----- TASK DATA -----

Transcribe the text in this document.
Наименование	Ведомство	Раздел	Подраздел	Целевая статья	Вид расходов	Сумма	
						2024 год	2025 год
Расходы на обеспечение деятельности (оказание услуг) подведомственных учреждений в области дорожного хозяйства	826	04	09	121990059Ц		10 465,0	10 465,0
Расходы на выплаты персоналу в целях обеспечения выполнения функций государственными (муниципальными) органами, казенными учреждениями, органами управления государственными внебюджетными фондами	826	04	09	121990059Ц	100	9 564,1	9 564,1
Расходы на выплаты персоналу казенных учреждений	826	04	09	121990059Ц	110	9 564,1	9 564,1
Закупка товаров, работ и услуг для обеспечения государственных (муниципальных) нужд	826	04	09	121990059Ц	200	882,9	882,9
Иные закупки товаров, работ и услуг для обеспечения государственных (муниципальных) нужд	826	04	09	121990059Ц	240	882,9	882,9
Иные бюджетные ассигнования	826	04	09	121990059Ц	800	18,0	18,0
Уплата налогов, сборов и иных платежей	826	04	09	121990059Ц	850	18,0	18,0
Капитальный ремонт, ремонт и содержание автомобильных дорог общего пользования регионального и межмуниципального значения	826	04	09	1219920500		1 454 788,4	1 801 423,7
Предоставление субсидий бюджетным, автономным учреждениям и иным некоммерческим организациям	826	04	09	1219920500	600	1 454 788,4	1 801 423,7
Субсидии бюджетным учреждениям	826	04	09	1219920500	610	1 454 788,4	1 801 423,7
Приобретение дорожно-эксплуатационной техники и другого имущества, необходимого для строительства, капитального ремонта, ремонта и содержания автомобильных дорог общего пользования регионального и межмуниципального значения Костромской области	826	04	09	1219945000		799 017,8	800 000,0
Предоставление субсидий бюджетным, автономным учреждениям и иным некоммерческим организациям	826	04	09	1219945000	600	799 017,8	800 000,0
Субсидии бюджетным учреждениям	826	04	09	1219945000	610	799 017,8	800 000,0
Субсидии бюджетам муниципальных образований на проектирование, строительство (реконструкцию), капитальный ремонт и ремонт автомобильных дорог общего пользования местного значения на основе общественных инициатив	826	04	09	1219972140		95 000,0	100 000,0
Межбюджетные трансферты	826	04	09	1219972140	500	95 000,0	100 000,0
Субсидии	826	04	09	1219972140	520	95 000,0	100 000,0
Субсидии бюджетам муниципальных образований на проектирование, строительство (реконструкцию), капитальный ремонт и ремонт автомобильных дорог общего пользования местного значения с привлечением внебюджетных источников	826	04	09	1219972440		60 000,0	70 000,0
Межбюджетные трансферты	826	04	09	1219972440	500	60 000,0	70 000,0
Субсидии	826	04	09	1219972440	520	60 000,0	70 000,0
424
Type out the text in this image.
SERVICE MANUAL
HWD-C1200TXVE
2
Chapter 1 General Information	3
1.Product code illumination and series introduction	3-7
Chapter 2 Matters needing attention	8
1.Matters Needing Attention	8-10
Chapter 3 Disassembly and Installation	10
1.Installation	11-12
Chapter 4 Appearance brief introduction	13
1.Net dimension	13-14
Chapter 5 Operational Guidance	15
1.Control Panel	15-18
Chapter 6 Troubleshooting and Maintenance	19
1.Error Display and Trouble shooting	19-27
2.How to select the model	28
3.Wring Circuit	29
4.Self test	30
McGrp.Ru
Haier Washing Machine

-----

▶ WHAT TO WORK ON
The line containing "Type out the text in this image." and every line after it, through the end of the records, should be repeated exactly and alone.

▶ TASK RESULT
Type out the text in this image.
SERVICE MANUAL
HWD-C1200TXVE
2
Chapter 1 General Information	3
1.Product code illumination and series introduction	3-7
Chapter 2 Matters needing attention	8
1.Matters Needing Attention	8-10
Chapter 3 Disassembly and Installation	10
1.Installation	11-12
Chapter 4 Appearance brief introduction	13
1.Net dimension	13-14
Chapter 5 Operational Guidance	15
1.Control Panel	15-18
Chapter 6 Troubleshooting and Maintenance	19
1.Error Display and Trouble shooting	19-27
2.How to select the model	28
3.Wring Circuit	29
4.Self test	30
McGrp.Ru
Haier Washing Machine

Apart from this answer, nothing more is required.